[Goal] Give every line of the material again, exactly as written.

[Provided information]

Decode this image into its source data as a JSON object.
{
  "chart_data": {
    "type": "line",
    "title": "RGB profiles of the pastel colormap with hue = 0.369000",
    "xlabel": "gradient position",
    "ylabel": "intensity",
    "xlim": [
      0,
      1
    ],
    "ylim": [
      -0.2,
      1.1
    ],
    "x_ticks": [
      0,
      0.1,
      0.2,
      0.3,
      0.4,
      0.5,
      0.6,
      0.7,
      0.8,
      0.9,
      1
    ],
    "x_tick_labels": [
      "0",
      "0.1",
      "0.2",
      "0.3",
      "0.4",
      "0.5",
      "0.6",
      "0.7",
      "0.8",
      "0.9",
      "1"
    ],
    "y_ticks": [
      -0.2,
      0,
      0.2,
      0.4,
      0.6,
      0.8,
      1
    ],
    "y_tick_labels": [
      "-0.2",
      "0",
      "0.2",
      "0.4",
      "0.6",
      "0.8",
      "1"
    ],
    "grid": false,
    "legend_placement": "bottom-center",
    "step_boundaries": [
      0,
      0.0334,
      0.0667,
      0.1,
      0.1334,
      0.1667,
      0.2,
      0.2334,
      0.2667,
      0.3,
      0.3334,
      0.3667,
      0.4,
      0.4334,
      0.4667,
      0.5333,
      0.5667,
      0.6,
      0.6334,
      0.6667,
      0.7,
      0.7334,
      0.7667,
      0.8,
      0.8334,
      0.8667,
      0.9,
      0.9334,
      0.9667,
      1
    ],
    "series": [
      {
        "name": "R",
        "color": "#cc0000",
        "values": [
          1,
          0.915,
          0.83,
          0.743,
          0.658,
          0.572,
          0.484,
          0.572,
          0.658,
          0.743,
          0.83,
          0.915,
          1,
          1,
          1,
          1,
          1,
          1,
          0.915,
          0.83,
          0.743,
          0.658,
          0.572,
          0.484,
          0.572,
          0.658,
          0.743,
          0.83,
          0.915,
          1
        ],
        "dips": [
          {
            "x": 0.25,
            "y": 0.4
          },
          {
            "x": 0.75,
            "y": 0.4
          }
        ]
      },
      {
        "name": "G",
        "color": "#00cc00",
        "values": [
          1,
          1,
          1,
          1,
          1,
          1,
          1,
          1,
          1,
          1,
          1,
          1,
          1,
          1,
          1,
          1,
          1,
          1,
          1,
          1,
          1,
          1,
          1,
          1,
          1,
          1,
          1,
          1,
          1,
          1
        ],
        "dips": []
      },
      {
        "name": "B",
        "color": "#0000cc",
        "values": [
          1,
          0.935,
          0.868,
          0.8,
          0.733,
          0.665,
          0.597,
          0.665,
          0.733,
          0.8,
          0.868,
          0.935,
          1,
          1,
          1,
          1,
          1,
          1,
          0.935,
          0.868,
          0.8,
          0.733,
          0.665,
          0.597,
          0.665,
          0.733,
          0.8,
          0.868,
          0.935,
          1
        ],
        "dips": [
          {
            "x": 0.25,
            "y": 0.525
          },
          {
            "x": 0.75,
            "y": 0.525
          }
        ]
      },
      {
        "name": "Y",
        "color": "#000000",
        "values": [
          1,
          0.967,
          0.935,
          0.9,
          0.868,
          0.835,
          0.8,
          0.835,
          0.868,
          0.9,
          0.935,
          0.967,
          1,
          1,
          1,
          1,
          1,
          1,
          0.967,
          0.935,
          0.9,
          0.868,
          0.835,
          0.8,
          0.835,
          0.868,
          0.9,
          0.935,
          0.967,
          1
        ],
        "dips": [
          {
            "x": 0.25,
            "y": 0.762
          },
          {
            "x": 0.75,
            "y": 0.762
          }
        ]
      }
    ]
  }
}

[Output below]
Decode this image into its source data as a JSON object.
{
  "chart_data": {
    "type": "line",
    "title": "RGB profiles of the pastel colormap with hue = 0.369000",
    "xlabel": "gradient position",
    "ylabel": "intensity",
    "xlim": [
      0,
      1
    ],
    "ylim": [
      -0.2,
      1.1
    ],
    "x_ticks": [
      0,
      0.1,
      0.2,
      0.3,
      0.4,
      0.5,
      0.6,
      0.7,
      0.8,
      0.9,
      1
    ],
    "x_tick_labels": [
      "0",
      "0.1",
      "0.2",
      "0.3",
      "0.4",
      "0.5",
      "0.6",
      "0.7",
      "0.8",
      "0.9",
      "1"
    ],
    "y_ticks": [
      -0.2,
      0,
      0.2,
      0.4,
      0.6,
      0.8,
      1
    ],
    "y_tick_labels": [
      "-0.2",
      "0",
      "0.2",
      "0.4",
      "0.6",
      "0.8",
      "1"
    ],
    "grid": false,
    "legend_placement": "bottom-center",
    "step_boundaries": [
      0,
      0.0334,
      0.0667,
      0.1,
      0.1334,
      0.1667,
      0.2,
      0.2334,
      0.2667,
      0.3,
      0.3334,
      0.3667,
      0.4,
      0.4334,
      0.4667,
      0.5333,
      0.5667,
      0.6,
      0.6334,
      0.6667,
      0.7,
      0.7334,
      0.7667,
      0.8,
      0.8334,
      0.8667,
      0.9,
      0.9334,
      0.9667,
      1
    ],
    "series": [
      {
        "name": "R",
        "color": "#cc0000",
        "values": [
          1,
          0.915,
          0.83,
          0.743,
          0.658,
          0.572,
          0.484,
          0.572,
          0.658,
          0.743,
          0.83,
          0.915,
          1,
          1,
          1,
          1,
          1,
          1,
          0.915,
          0.83,
          0.743,
          0.658,
          0.572,
          0.484,
          0.572,
          0.658,
          0.743,
          0.83,
          0.915,
          1
        ],
        "dips": [
          {
            "x": 0.25,
            "y": 0.4
          },
          {
            "x": 0.75,
            "y": 0.4
          }
        ]
      },
      {
        "name": "G",
        "color": "#00cc00",
        "values": [
          1,
          1,
          1,
          1,
          1,
          1,
          1,
          1,
          1,
          1,
          1,
          1,
          1,
          1,
          1,
          1,
          1,
          1,
          1,
          1,
          1,
          1,
          1,
          1,
          1,
          1,
          1,
          1,
          1,
          1
        ],
        "dips": []
      },
      {
        "name": "B",
        "color": "#0000cc",
        "values": [
          1,
          0.935,
          0.868,
          0.8,
          0.733,
          0.665,
          0.597,
          0.665,
          0.733,
          0.8,
          0.868,
          0.935,
          1,
          1,
          1,
          1,
          1,
          1,
          0.935,
          0.868,
          0.8,
          0.733,
          0.665,
          0.597,
          0.665,
          0.733,
          0.8,
          0.868,
          0.935,
          1
        ],
        "dips": [
          {
            "x": 0.25,
            "y": 0.525
          },
          {
            "x": 0.75,
            "y": 0.525
          }
        ]
      },
      {
        "name": "Y",
        "color": "#000000",
        "values": [
          1,
          0.967,
          0.935,
          0.9,
          0.868,
          0.835,
          0.8,
          0.835,
          0.868,
          0.9,
          0.935,
          0.967,
          1,
          1,
          1,
          1,
          1,
          1,
          0.967,
          0.935,
          0.9,
          0.868,
          0.835,
          0.8,
          0.835,
          0.868,
          0.9,
          0.935,
          0.967,
          1
        ],
        "dips": [
          {
            "x": 0.25,
            "y": 0.762
          },
          {
            "x": 0.75,
            "y": 0.762
          }
        ]
      }
    ]
  }
}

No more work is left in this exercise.